• **Extracted information**:
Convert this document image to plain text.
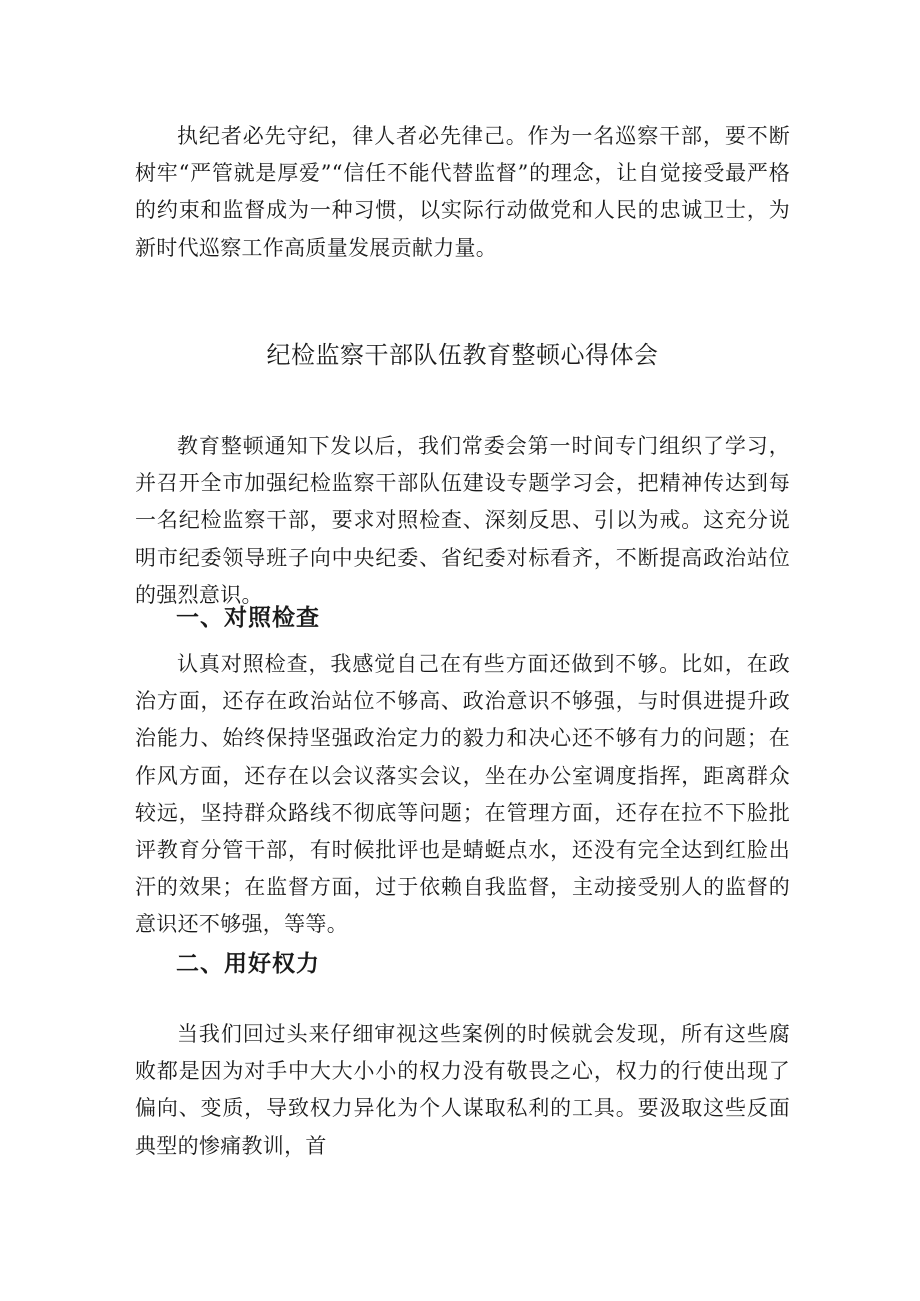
执纪者必先守纪，律人者必先律己。作为一名巡察干部，要不断树牢“严管就是厚爱”“信任不能代替监督”的理念，让自觉接受最严格的约束和监督成为一种习惯，以实际行动做党和人民的忠诚卫士，为新时代巡察工作高质量发展贡献力量。

纪检监察干部队伍教育整顿心得体会

教育整顿通知下发以后，我们常委会第一时间专门组织了学习，并召开全市加强纪检监察干部队伍建设专题学习会，把精神传达到每一名纪检监察干部，要求对照检查、深刻反思、引以为戒。这充分说明市纪委领导班子向中央纪委、省纪委对标看齐，不断提高政治站位的强烈意识。

一、对照检查

认真对照检查，我感觉自己在有些方面还做到不够。比如，在政治方面，还存在政治站位不够高、政治意识不够强，与时俱进提升政治能力、始终保持坚强政治定力的毅力和决心还不够有力的问题；在作风方面，还存在以会议落实会议，坐在办公室调度指挥，距离群众较远，坚持群众路线不彻底等问题；在管理方面，还存在拉不下脸批评教育分管干部，有时候批评也是蜻蜓点水，还没有完全达到红脸出汗的效果；在监督方面，过于依赖自我监督，主动接受别人的监督的意识还不够强，等等。

二、用好权力

当我们回过头来仔细审视这些案例的时候就会发现，所有这些腐败都是因为对手中大大小小的权力没有敬畏之心，权力的行使出现了偏向、变质，导致权力异化为个人谋取私利的工具。要汲取这些反面典型的惨痛教训，首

• **What you have to do**:
Keep the pictures out and write out the records exactly.

• **Answer below**:
Convert this document image to plain text.
执纪者必先守纪，律人者必先律己。作为一名巡察干部，要不断树牢“严管就是厚爱”“信任不能代替监督”的理念，让自觉接受最严格的约束和监督成为一种习惯，以实际行动做党和人民的忠诚卫士，为新时代巡察工作高质量发展贡献力量。

纪检监察干部队伍教育整顿心得体会

教育整顿通知下发以后，我们常委会第一时间专门组织了学习，并召开全市加强纪检监察干部队伍建设专题学习会，把精神传达到每一名纪检监察干部，要求对照检查、深刻反思、引以为戒。这充分说明市纪委领导班子向中央纪委、省纪委对标看齐，不断提高政治站位的强烈意识。

一、对照检查

认真对照检查，我感觉自己在有些方面还做到不够。比如，在政治方面，还存在政治站位不够高、政治意识不够强，与时俱进提升政治能力、始终保持坚强政治定力的毅力和决心还不够有力的问题；在作风方面，还存在以会议落实会议，坐在办公室调度指挥，距离群众较远，坚持群众路线不彻底等问题；在管理方面，还存在拉不下脸批评教育分管干部，有时候批评也是蜻蜓点水，还没有完全达到红脸出汗的效果；在监督方面，过于依赖自我监督，主动接受别人的监督的意识还不够强，等等。

二、用好权力

当我们回过头来仔细审视这些案例的时候就会发现，所有这些腐败都是因为对手中大大小小的权力没有敬畏之心，权力的行使出现了偏向、变质，导致权力异化为个人谋取私利的工具。要汲取这些反面典型的惨痛教训，首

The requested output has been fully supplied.